◆ SHORT TASK
Report back each line of the records that contains the string "JSON".

◆ DATASET
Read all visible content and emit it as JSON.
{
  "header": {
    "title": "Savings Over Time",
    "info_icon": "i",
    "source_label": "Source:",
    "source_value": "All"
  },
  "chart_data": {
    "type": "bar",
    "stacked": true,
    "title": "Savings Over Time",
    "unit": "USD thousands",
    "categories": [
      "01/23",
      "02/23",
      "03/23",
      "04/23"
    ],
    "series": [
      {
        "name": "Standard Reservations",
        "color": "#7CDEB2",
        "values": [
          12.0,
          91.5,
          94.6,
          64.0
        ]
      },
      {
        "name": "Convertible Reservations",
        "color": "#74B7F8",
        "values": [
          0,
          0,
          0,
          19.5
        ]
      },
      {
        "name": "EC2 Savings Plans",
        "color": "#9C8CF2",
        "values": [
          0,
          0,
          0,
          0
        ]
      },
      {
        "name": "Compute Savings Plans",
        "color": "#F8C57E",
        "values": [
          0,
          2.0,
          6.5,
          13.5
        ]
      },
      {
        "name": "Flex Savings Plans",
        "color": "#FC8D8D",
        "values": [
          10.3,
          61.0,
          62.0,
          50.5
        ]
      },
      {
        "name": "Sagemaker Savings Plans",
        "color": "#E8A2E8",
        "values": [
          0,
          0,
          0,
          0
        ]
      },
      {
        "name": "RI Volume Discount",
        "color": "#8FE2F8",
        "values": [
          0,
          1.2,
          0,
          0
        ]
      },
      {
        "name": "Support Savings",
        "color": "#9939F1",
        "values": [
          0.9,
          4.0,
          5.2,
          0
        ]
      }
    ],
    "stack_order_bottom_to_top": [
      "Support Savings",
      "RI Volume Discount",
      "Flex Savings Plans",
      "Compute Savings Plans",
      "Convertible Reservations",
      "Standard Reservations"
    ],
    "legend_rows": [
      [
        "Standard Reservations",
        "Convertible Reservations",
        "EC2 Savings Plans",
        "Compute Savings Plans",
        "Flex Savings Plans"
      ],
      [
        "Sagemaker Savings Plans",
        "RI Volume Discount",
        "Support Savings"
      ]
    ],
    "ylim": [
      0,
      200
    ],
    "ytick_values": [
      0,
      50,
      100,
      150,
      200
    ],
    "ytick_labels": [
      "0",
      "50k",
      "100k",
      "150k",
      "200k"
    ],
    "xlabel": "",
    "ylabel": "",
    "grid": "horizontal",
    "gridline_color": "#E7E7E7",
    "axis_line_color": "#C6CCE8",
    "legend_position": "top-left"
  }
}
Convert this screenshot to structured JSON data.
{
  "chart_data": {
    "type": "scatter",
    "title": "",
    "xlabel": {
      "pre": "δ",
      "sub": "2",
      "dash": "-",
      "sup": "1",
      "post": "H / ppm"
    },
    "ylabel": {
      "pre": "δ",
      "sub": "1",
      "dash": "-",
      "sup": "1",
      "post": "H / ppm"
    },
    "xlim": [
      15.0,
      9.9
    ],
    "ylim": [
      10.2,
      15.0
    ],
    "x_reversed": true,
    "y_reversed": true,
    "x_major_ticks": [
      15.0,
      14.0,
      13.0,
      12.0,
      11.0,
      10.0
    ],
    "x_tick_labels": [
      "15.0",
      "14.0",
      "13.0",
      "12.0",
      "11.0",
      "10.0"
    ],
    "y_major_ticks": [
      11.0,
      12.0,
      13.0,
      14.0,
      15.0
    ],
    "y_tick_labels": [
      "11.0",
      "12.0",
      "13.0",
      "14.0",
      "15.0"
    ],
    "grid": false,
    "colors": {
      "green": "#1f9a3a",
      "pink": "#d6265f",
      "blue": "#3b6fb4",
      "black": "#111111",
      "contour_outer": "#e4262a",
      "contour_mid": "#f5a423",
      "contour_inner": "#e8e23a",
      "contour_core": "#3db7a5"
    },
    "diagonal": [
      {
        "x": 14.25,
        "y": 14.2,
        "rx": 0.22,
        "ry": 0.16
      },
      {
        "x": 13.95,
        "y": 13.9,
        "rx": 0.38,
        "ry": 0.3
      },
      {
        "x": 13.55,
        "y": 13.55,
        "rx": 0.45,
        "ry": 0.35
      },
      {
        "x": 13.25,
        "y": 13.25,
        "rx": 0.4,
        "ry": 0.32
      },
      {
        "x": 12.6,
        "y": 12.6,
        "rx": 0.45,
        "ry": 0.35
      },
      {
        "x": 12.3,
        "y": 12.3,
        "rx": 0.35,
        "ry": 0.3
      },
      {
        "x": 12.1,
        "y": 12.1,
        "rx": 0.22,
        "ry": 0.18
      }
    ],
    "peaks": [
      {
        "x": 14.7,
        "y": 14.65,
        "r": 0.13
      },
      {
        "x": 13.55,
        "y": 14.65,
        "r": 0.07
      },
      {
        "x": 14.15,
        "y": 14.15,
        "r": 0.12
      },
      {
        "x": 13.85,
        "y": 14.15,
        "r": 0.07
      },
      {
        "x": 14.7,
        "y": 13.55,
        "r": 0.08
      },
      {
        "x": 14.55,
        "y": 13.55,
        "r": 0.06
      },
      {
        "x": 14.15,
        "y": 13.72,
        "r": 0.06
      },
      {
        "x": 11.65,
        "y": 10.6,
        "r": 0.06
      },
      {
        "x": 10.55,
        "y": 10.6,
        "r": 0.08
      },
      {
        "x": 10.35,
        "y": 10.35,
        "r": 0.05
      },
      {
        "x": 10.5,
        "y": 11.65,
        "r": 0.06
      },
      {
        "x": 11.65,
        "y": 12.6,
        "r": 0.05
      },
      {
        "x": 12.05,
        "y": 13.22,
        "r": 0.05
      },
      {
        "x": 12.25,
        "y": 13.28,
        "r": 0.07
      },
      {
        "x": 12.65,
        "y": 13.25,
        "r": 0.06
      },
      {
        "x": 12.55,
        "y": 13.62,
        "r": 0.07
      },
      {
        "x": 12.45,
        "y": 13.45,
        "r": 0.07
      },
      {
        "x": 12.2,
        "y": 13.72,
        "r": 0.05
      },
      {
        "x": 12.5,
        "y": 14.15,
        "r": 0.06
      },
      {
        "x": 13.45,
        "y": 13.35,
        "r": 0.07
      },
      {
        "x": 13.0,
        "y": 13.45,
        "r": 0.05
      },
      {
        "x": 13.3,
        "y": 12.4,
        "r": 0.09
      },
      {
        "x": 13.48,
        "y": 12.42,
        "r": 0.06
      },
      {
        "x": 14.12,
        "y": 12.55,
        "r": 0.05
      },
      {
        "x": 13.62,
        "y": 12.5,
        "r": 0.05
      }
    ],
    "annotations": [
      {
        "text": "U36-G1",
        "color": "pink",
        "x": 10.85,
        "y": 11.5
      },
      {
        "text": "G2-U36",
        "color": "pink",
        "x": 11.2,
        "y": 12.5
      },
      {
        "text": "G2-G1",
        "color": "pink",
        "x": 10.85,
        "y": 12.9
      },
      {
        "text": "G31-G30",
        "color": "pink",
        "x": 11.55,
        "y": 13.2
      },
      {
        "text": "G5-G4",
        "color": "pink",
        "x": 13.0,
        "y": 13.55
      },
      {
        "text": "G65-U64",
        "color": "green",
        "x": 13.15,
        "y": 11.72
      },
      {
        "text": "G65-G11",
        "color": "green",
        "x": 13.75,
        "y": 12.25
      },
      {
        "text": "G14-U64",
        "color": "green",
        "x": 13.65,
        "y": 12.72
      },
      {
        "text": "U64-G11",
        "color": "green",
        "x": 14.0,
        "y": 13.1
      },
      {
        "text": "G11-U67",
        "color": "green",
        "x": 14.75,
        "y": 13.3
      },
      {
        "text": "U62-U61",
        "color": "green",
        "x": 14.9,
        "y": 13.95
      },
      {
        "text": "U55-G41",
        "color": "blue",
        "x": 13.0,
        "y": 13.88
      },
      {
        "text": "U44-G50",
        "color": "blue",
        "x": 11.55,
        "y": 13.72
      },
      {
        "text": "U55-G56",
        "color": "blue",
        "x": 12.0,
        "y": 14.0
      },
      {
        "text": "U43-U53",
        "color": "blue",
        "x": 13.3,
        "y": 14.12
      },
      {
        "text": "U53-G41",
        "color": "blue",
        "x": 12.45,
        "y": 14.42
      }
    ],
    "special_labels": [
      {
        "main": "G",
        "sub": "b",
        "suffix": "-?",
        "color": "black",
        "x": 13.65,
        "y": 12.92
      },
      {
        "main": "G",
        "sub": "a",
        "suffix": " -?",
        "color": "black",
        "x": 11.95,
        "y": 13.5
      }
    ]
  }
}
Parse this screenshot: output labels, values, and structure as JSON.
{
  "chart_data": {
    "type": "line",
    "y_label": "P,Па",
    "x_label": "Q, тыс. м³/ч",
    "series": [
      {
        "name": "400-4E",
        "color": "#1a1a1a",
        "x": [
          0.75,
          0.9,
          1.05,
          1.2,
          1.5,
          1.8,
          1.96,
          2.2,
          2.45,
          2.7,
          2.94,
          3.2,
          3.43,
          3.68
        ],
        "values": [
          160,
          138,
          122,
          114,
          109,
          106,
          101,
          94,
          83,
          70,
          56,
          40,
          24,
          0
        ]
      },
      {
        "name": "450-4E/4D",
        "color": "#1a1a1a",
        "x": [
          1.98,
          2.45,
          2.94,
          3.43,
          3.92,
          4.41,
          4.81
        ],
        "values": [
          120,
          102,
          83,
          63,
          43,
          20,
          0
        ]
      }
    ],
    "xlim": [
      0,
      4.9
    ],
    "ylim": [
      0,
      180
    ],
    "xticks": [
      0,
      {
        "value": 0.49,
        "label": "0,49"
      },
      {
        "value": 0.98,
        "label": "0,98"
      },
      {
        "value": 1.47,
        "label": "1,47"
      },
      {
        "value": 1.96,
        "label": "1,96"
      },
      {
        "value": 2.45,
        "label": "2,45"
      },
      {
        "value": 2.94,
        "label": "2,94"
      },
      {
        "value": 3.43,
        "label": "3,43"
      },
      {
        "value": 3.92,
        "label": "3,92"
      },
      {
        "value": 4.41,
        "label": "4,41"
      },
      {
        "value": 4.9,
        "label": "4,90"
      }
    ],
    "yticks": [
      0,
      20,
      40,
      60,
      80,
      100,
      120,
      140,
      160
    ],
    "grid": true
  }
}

◆ COMPLETE OUTPUT
Read all visible content and emit it as JSON.
Convert this screenshot to structured JSON data.
Parse this screenshot: output labels, values, and structure as JSON.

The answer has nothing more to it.